# Provided data start
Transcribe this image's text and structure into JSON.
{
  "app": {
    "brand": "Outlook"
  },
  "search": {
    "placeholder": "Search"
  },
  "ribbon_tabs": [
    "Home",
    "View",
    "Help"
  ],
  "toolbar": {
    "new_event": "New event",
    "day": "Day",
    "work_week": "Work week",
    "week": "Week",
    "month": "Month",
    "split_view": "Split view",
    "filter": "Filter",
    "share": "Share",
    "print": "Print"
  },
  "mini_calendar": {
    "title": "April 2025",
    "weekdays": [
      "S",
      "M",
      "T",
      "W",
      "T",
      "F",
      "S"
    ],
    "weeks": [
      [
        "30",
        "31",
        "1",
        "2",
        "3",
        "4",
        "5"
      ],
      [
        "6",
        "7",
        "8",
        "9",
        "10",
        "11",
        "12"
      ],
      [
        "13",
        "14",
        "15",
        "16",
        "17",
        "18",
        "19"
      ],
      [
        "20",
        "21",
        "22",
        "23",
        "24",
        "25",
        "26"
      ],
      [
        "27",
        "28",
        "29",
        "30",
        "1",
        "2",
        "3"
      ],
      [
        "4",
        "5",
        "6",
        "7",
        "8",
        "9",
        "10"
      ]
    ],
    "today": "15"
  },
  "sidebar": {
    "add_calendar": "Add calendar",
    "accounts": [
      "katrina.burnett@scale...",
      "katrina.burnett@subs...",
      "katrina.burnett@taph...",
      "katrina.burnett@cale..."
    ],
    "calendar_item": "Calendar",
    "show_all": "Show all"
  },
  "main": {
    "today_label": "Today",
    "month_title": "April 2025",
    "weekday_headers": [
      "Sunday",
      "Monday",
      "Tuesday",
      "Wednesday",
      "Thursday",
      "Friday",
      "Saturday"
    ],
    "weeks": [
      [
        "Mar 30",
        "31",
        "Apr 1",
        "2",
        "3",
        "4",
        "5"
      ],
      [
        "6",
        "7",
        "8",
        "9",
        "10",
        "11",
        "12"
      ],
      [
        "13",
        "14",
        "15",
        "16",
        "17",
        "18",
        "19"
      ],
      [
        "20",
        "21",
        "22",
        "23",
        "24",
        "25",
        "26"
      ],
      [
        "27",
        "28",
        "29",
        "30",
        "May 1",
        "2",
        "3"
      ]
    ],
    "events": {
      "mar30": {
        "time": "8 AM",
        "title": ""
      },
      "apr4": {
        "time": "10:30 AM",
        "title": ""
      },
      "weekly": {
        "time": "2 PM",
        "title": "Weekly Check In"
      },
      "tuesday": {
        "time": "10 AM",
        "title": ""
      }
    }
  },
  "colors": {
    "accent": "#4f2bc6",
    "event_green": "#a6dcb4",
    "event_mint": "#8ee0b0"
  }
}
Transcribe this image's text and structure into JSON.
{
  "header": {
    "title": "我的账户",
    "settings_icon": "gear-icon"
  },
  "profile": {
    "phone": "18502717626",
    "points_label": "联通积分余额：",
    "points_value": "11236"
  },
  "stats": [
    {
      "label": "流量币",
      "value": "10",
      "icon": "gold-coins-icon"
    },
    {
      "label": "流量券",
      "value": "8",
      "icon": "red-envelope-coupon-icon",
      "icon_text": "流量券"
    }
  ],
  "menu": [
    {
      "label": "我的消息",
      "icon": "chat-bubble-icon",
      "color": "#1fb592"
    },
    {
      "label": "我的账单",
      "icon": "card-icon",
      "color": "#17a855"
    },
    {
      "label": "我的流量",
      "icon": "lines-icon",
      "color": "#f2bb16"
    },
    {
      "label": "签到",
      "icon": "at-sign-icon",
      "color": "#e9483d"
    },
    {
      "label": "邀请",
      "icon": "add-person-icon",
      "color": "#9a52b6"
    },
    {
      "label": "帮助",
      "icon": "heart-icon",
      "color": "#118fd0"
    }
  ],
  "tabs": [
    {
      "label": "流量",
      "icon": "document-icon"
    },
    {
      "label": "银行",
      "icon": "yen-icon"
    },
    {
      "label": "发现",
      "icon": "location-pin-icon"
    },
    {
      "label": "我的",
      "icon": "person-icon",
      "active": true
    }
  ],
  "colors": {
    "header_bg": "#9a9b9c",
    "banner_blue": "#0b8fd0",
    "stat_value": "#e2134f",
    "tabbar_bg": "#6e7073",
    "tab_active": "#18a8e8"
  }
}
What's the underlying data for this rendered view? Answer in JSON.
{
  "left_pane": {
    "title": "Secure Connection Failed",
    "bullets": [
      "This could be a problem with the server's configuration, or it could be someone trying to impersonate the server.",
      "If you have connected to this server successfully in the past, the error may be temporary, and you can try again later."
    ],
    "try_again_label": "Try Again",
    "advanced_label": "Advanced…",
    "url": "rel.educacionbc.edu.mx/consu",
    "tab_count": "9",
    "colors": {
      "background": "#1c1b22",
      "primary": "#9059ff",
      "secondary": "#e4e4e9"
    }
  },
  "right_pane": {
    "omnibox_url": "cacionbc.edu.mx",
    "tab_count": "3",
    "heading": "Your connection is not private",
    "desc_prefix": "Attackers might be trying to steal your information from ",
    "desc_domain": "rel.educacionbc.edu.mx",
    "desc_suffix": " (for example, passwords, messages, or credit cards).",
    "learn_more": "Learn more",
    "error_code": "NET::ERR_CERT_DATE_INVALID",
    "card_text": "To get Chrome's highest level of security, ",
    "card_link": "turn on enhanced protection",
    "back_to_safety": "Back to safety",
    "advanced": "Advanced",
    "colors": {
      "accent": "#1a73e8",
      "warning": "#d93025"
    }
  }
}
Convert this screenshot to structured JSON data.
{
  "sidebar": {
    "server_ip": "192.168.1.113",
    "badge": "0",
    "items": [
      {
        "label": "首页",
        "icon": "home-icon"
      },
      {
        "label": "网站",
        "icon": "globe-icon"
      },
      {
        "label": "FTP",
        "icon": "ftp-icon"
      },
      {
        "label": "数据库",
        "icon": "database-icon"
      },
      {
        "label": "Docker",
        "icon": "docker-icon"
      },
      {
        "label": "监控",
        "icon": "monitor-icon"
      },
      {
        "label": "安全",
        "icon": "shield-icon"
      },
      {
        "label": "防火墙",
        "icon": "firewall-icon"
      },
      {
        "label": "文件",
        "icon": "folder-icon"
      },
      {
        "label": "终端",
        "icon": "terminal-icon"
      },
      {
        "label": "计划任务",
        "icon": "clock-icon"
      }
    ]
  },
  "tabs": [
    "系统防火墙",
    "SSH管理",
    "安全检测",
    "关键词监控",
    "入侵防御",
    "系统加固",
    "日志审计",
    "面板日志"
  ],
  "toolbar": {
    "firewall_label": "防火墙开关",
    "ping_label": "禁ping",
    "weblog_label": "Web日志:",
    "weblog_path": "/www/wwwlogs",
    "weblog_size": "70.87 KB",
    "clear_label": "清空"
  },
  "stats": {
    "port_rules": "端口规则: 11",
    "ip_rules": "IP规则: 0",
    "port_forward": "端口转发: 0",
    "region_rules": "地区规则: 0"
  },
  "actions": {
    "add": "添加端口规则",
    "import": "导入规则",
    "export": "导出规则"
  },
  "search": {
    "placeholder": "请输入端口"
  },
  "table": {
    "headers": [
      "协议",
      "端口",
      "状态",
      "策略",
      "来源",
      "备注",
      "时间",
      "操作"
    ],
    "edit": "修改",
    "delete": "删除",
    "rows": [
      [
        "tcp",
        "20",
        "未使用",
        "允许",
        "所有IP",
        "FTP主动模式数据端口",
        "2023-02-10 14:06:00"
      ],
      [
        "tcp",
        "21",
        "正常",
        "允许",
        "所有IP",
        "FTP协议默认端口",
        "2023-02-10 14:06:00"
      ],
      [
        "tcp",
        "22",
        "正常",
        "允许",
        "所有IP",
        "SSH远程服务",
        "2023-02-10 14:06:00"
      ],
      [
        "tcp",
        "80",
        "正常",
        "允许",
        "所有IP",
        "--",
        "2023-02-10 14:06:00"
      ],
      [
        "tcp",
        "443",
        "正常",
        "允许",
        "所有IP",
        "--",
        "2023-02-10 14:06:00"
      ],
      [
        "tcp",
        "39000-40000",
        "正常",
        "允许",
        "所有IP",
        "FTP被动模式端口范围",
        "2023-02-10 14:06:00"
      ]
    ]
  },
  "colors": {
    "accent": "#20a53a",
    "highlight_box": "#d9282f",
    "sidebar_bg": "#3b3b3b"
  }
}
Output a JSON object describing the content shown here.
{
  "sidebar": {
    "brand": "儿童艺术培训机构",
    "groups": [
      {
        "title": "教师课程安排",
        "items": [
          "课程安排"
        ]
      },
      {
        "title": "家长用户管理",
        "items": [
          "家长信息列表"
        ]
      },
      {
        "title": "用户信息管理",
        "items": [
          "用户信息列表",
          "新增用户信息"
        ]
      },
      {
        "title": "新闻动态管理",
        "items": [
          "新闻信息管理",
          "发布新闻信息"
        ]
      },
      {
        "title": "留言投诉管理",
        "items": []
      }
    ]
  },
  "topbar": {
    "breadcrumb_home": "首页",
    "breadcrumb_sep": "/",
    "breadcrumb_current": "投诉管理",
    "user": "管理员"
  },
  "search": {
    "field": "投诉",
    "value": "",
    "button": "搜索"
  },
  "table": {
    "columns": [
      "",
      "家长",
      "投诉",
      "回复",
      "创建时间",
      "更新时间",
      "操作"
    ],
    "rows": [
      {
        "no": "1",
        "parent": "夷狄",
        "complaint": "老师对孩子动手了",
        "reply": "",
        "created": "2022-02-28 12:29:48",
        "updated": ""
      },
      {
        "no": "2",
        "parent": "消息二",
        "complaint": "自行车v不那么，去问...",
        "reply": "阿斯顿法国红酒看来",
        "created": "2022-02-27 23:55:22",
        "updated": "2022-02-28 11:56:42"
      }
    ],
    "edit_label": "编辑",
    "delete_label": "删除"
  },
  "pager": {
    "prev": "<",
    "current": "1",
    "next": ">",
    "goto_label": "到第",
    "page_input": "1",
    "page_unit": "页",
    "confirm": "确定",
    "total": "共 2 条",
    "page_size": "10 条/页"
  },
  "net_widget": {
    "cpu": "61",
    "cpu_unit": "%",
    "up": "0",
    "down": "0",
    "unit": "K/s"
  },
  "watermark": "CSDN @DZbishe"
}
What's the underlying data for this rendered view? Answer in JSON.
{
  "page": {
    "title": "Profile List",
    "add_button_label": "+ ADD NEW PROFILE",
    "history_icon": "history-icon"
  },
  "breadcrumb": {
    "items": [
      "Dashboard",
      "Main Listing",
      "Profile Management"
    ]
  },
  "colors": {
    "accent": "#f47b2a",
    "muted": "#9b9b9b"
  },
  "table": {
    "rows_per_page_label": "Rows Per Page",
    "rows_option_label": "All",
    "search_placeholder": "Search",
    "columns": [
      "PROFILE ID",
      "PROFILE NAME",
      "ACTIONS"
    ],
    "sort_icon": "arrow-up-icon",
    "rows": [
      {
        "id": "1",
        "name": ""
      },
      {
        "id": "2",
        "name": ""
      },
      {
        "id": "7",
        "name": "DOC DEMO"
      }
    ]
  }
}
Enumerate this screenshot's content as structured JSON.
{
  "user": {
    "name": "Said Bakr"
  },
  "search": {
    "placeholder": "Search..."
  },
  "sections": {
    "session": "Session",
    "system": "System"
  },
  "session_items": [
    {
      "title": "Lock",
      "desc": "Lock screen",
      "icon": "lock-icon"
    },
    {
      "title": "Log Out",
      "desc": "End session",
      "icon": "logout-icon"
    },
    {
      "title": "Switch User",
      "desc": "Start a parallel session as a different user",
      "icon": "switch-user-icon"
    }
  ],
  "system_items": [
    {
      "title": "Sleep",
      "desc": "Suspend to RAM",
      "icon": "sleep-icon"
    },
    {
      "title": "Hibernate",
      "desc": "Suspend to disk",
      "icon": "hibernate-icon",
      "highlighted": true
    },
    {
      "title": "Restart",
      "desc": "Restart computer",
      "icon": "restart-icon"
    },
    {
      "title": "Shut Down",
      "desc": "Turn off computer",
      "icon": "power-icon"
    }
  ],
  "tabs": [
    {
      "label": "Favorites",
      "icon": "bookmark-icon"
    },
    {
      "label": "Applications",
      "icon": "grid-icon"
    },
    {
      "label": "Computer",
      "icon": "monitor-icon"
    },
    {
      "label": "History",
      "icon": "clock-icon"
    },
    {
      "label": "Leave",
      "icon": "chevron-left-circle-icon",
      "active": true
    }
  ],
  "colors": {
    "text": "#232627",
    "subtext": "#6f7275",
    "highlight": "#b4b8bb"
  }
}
# Provided data end
** The request **
Above are the records. Copy every line in them holding "screenshot".

** Solution below **
Convert this screenshot to structured JSON data.
Enumerate this screenshot's content as structured JSON.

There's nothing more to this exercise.